What to do ->
Count how many lines hold the string "fill". Give that number alone.

Records for processing ->

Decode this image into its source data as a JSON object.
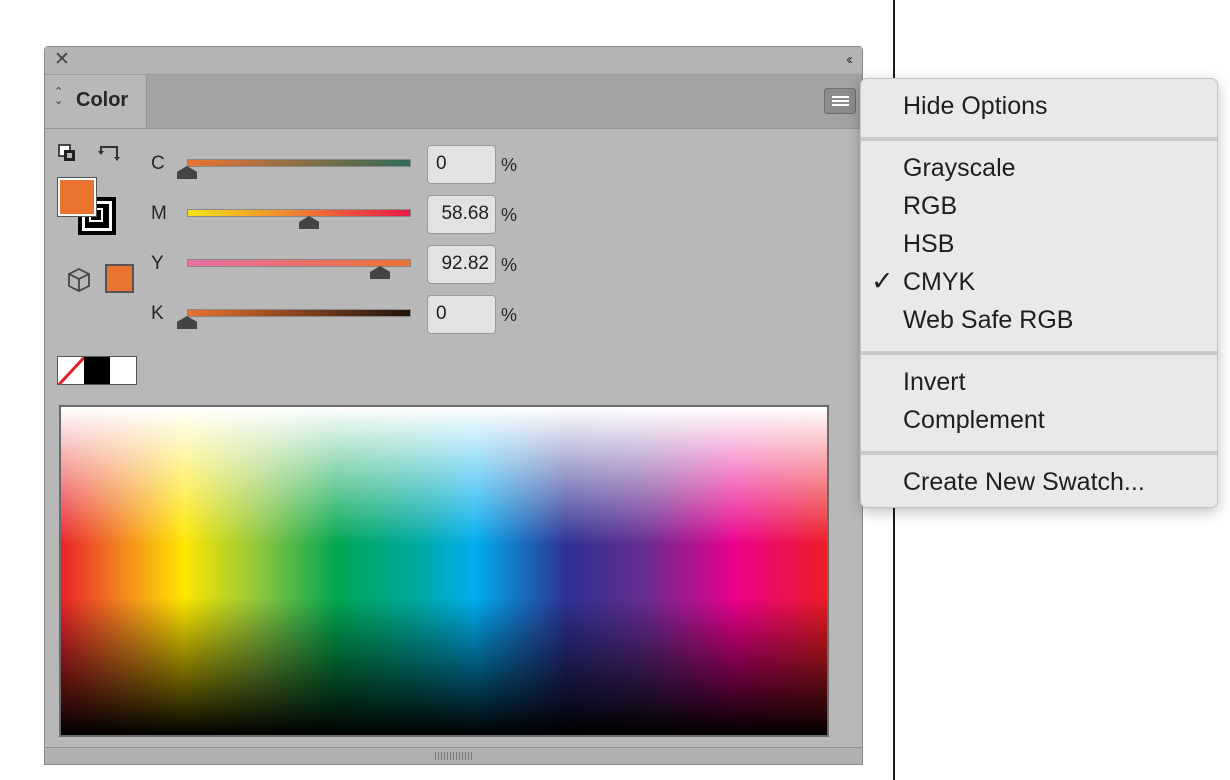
{
  "panel": {
    "close_glyph": "✕",
    "collapse_glyph": "‹‹",
    "tab_label": "Color",
    "tab_updown_glyph": "⌃⌄"
  },
  "colors": {
    "fill": "#eb7332",
    "stroke": "#000000",
    "panel_bg": "#b8b8b8",
    "menu_bg": "#e9e9e9"
  },
  "sliders": [
    {
      "label": "C",
      "value": "0",
      "unit": "%",
      "level": 0,
      "track_gradient": [
        "#eb7332",
        "#2f6b57"
      ]
    },
    {
      "label": "M",
      "value": "58.68",
      "unit": "%",
      "level": 0.5868,
      "track_gradient": [
        "#f5e21b",
        "#e8194a"
      ]
    },
    {
      "label": "Y",
      "value": "92.82",
      "unit": "%",
      "level": 0.9282,
      "track_gradient": [
        "#ea6fa6",
        "#eb7332"
      ]
    },
    {
      "label": "K",
      "value": "0",
      "unit": "%",
      "level": 0,
      "track_gradient": [
        "#eb7332",
        "#1f130a"
      ]
    }
  ],
  "icons": {
    "default_fill_stroke": "default-fill-stroke-icon",
    "swap": "swap-fill-stroke-icon",
    "gamut": "out-of-gamut-cube-icon",
    "menu": "panel-menu-icon"
  },
  "menu": {
    "groups": [
      [
        {
          "label": "Hide Options",
          "checked": false
        }
      ],
      [
        {
          "label": "Grayscale",
          "checked": false
        },
        {
          "label": "RGB",
          "checked": false
        },
        {
          "label": "HSB",
          "checked": false
        },
        {
          "label": "CMYK",
          "checked": true
        },
        {
          "label": "Web Safe RGB",
          "checked": false
        }
      ],
      [
        {
          "label": "Invert",
          "checked": false
        },
        {
          "label": "Complement",
          "checked": false
        }
      ],
      [
        {
          "label": "Create New Swatch...",
          "checked": false
        }
      ]
    ],
    "check_glyph": "✓"
  }
}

Finished task ->
3